[Start Input records]
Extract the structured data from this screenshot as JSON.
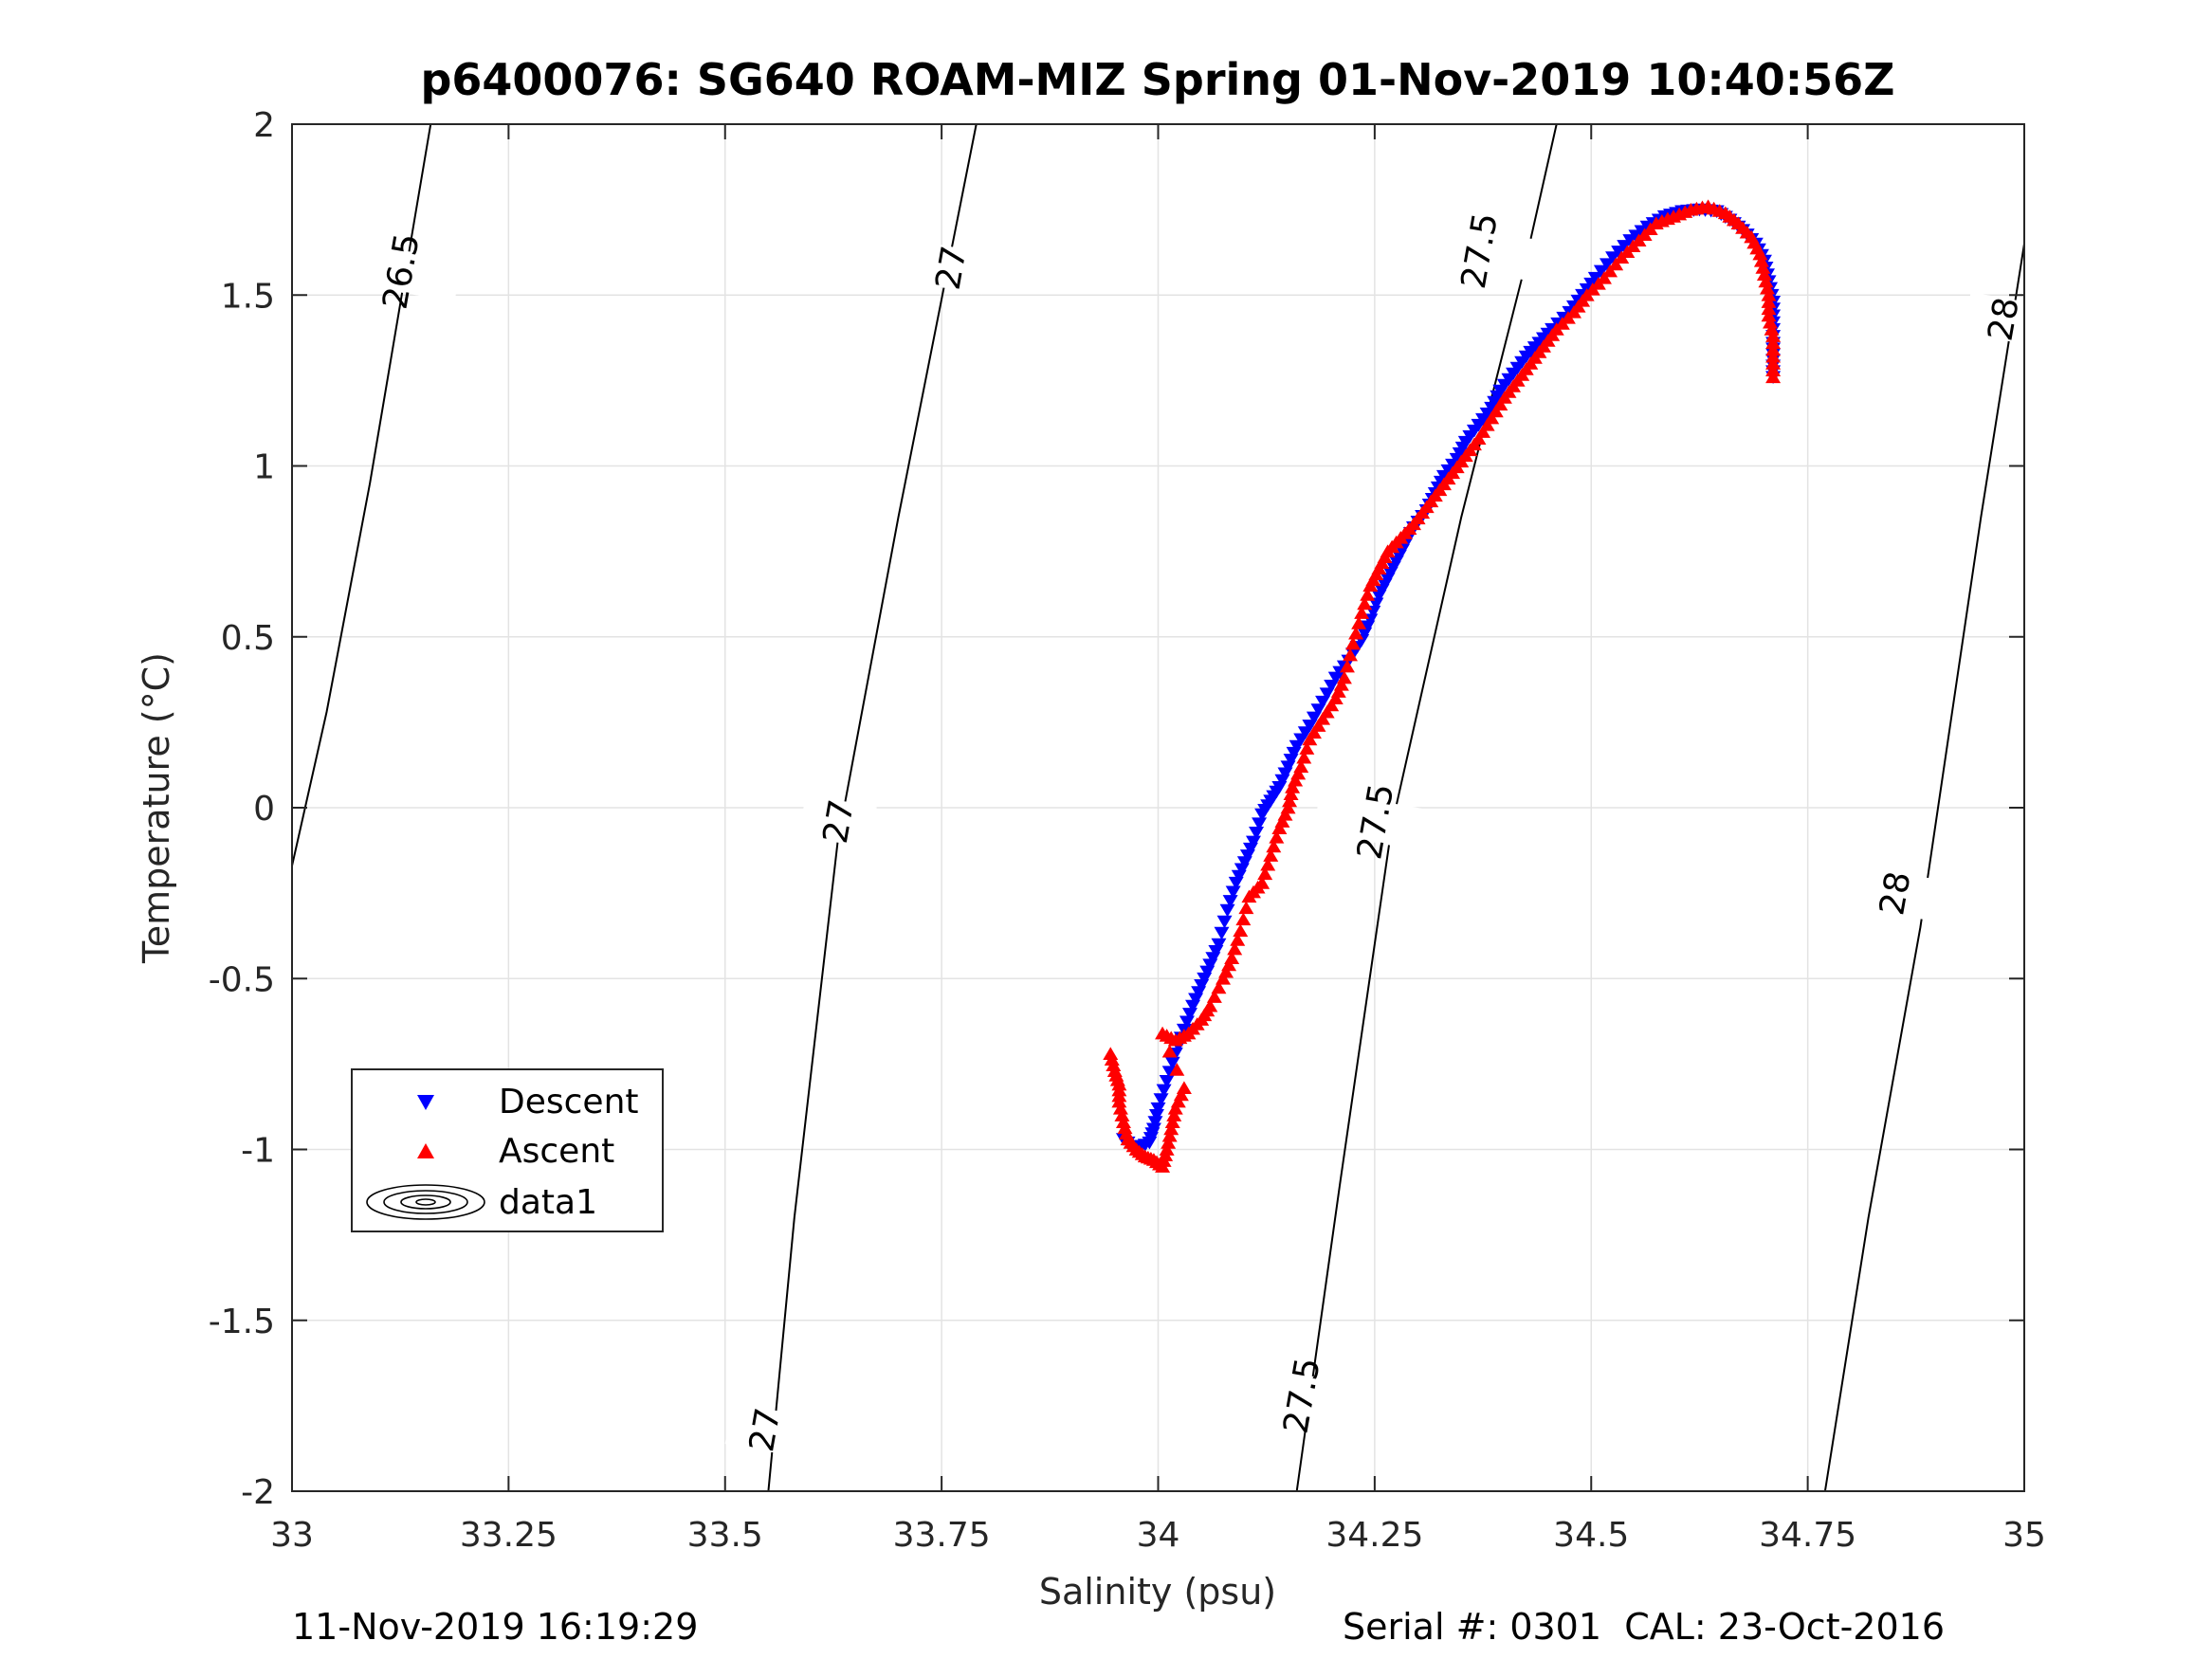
{
  "figure": {
    "title": "p6400076: SG640 ROAM-MIZ Spring 01-Nov-2019 10:40:56Z",
    "footer_left": "11-Nov-2019 16:19:29",
    "footer_right": "Serial #: 0301  CAL: 23-Oct-2016"
  },
  "chart_data": {
    "type": "scatter",
    "title": "p6400076: SG640 ROAM-MIZ Spring 01-Nov-2019 10:40:56Z",
    "xlabel": "Salinity (psu)",
    "ylabel": "Temperature (°C)",
    "xlim": [
      33,
      35
    ],
    "ylim": [
      -2,
      2
    ],
    "xticks": [
      33,
      33.25,
      33.5,
      33.75,
      34,
      34.25,
      34.5,
      34.75,
      35
    ],
    "xtick_labels": [
      "33",
      "33.25",
      "33.5",
      "33.75",
      "34",
      "34.25",
      "34.5",
      "34.75",
      "35"
    ],
    "yticks": [
      -2,
      -1.5,
      -1,
      -0.5,
      0,
      0.5,
      1,
      1.5,
      2
    ],
    "ytick_labels": [
      "-2",
      "-1.5",
      "-1",
      "-0.5",
      "0",
      "0.5",
      "1",
      "1.5",
      "2"
    ],
    "grid": true,
    "legend_position": "lower-left",
    "legend": [
      {
        "label": "Descent",
        "marker": "triangle-down",
        "color": "#0000ff"
      },
      {
        "label": "Ascent",
        "marker": "triangle-up",
        "color": "#ff0000"
      },
      {
        "label": "data1",
        "marker": "contour",
        "color": "#000000"
      }
    ],
    "series": [
      {
        "name": "Descent",
        "color": "#0000ff",
        "marker": "triangle-down",
        "points": [
          [
            34.71,
            1.26
          ],
          [
            34.71,
            1.31
          ],
          [
            34.71,
            1.36
          ],
          [
            34.71,
            1.42
          ],
          [
            34.71,
            1.48
          ],
          [
            34.705,
            1.54
          ],
          [
            34.7,
            1.6
          ],
          [
            34.69,
            1.65
          ],
          [
            34.675,
            1.69
          ],
          [
            34.66,
            1.72
          ],
          [
            34.645,
            1.745
          ],
          [
            34.625,
            1.75
          ],
          [
            34.605,
            1.745
          ],
          [
            34.585,
            1.73
          ],
          [
            34.565,
            1.7
          ],
          [
            34.545,
            1.66
          ],
          [
            34.525,
            1.61
          ],
          [
            34.505,
            1.55
          ],
          [
            34.49,
            1.5
          ],
          [
            34.475,
            1.45
          ],
          [
            34.455,
            1.4
          ],
          [
            34.44,
            1.36
          ],
          [
            34.425,
            1.32
          ],
          [
            34.41,
            1.27
          ],
          [
            34.395,
            1.22
          ],
          [
            34.385,
            1.17
          ],
          [
            34.37,
            1.12
          ],
          [
            34.355,
            1.07
          ],
          [
            34.345,
            1.02
          ],
          [
            34.33,
            0.97
          ],
          [
            34.32,
            0.92
          ],
          [
            34.31,
            0.87
          ],
          [
            34.295,
            0.82
          ],
          [
            34.285,
            0.77
          ],
          [
            34.275,
            0.72
          ],
          [
            34.265,
            0.67
          ],
          [
            34.255,
            0.62
          ],
          [
            34.245,
            0.55
          ],
          [
            34.235,
            0.49
          ],
          [
            34.22,
            0.43
          ],
          [
            34.205,
            0.38
          ],
          [
            34.19,
            0.31
          ],
          [
            34.175,
            0.24
          ],
          [
            34.16,
            0.18
          ],
          [
            34.15,
            0.12
          ],
          [
            34.14,
            0.06
          ],
          [
            34.13,
            0.02
          ],
          [
            34.12,
            -0.02
          ],
          [
            34.11,
            -0.1
          ],
          [
            34.1,
            -0.16
          ],
          [
            34.09,
            -0.22
          ],
          [
            34.08,
            -0.3
          ],
          [
            34.07,
            -0.4
          ],
          [
            34.06,
            -0.46
          ],
          [
            34.05,
            -0.52
          ],
          [
            34.04,
            -0.58
          ],
          [
            34.03,
            -0.65
          ],
          [
            34.02,
            -0.72
          ],
          [
            34.01,
            -0.8
          ],
          [
            34.0,
            -0.88
          ],
          [
            33.995,
            -0.94
          ],
          [
            33.99,
            -0.98
          ],
          [
            33.975,
            -1.0
          ],
          [
            33.96,
            -0.97
          ]
        ]
      },
      {
        "name": "Ascent",
        "color": "#ff0000",
        "marker": "triangle-up",
        "points": [
          [
            34.71,
            1.26
          ],
          [
            34.71,
            1.32
          ],
          [
            34.71,
            1.38
          ],
          [
            34.705,
            1.44
          ],
          [
            34.705,
            1.5
          ],
          [
            34.7,
            1.56
          ],
          [
            34.695,
            1.62
          ],
          [
            34.685,
            1.67
          ],
          [
            34.67,
            1.71
          ],
          [
            34.655,
            1.74
          ],
          [
            34.635,
            1.76
          ],
          [
            34.615,
            1.75
          ],
          [
            34.595,
            1.73
          ],
          [
            34.575,
            1.71
          ],
          [
            34.555,
            1.66
          ],
          [
            34.535,
            1.61
          ],
          [
            34.515,
            1.55
          ],
          [
            34.495,
            1.5
          ],
          [
            34.48,
            1.45
          ],
          [
            34.46,
            1.4
          ],
          [
            34.445,
            1.35
          ],
          [
            34.43,
            1.3
          ],
          [
            34.415,
            1.25
          ],
          [
            34.4,
            1.2
          ],
          [
            34.385,
            1.14
          ],
          [
            34.37,
            1.08
          ],
          [
            34.355,
            1.03
          ],
          [
            34.34,
            0.98
          ],
          [
            34.325,
            0.93
          ],
          [
            34.31,
            0.88
          ],
          [
            34.295,
            0.83
          ],
          [
            34.28,
            0.79
          ],
          [
            34.265,
            0.75
          ],
          [
            34.255,
            0.7
          ],
          [
            34.245,
            0.65
          ],
          [
            34.235,
            0.57
          ],
          [
            34.225,
            0.48
          ],
          [
            34.215,
            0.38
          ],
          [
            34.205,
            0.32
          ],
          [
            34.19,
            0.26
          ],
          [
            34.175,
            0.2
          ],
          [
            34.165,
            0.12
          ],
          [
            34.155,
            0.06
          ],
          [
            34.15,
            0.0
          ],
          [
            34.14,
            -0.06
          ],
          [
            34.13,
            -0.14
          ],
          [
            34.12,
            -0.22
          ],
          [
            34.105,
            -0.26
          ],
          [
            34.095,
            -0.36
          ],
          [
            34.085,
            -0.44
          ],
          [
            34.075,
            -0.5
          ],
          [
            34.06,
            -0.58
          ],
          [
            34.05,
            -0.62
          ],
          [
            34.035,
            -0.66
          ],
          [
            34.02,
            -0.68
          ],
          [
            34.005,
            -0.66
          ],
          [
            34.03,
            -0.82
          ],
          [
            34.02,
            -0.88
          ],
          [
            34.015,
            -0.94
          ],
          [
            34.01,
            -1.0
          ],
          [
            34.005,
            -1.05
          ],
          [
            33.995,
            -1.03
          ],
          [
            33.985,
            -1.02
          ],
          [
            33.975,
            -1.0
          ],
          [
            33.965,
            -0.97
          ],
          [
            33.96,
            -0.92
          ],
          [
            33.955,
            -0.86
          ],
          [
            33.955,
            -0.81
          ],
          [
            33.95,
            -0.77
          ],
          [
            33.945,
            -0.72
          ]
        ]
      }
    ],
    "contours": [
      {
        "label": "26.5",
        "points": [
          [
            33.0,
            -0.17
          ],
          [
            33.04,
            0.28
          ],
          [
            33.09,
            0.95
          ],
          [
            33.16,
            2.0
          ]
        ],
        "labels_at": [
          [
            33.125,
            1.57
          ]
        ]
      },
      {
        "label": "27",
        "points": [
          [
            33.55,
            -2.0
          ],
          [
            33.58,
            -1.2
          ],
          [
            33.63,
            -0.1
          ],
          [
            33.7,
            0.85
          ],
          [
            33.79,
            2.0
          ]
        ],
        "labels_at": [
          [
            33.545,
            -1.82
          ],
          [
            33.63,
            -0.04
          ],
          [
            33.76,
            1.58
          ]
        ]
      },
      {
        "label": "27.5",
        "points": [
          [
            34.16,
            -2.0
          ],
          [
            34.21,
            -1.1
          ],
          [
            34.27,
            -0.05
          ],
          [
            34.35,
            0.85
          ],
          [
            34.42,
            1.55
          ],
          [
            34.46,
            2.0
          ]
        ],
        "labels_at": [
          [
            34.165,
            -1.72
          ],
          [
            34.25,
            -0.04
          ],
          [
            34.37,
            1.63
          ]
        ]
      },
      {
        "label": "28",
        "points": [
          [
            34.77,
            -2.0
          ],
          [
            34.82,
            -1.2
          ],
          [
            34.88,
            -0.35
          ],
          [
            34.95,
            0.85
          ],
          [
            35.0,
            1.65
          ]
        ],
        "labels_at": [
          [
            34.85,
            -0.25
          ],
          [
            34.975,
            1.43
          ]
        ]
      }
    ]
  }
}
[End Input records]
Look over the records above and copy each line that includes the string "color".

        "color": "#0000ff"
        "color": "#ff0000"
        "color": "#000000"
        "color": "#0000ff",
        "color": "#ff0000",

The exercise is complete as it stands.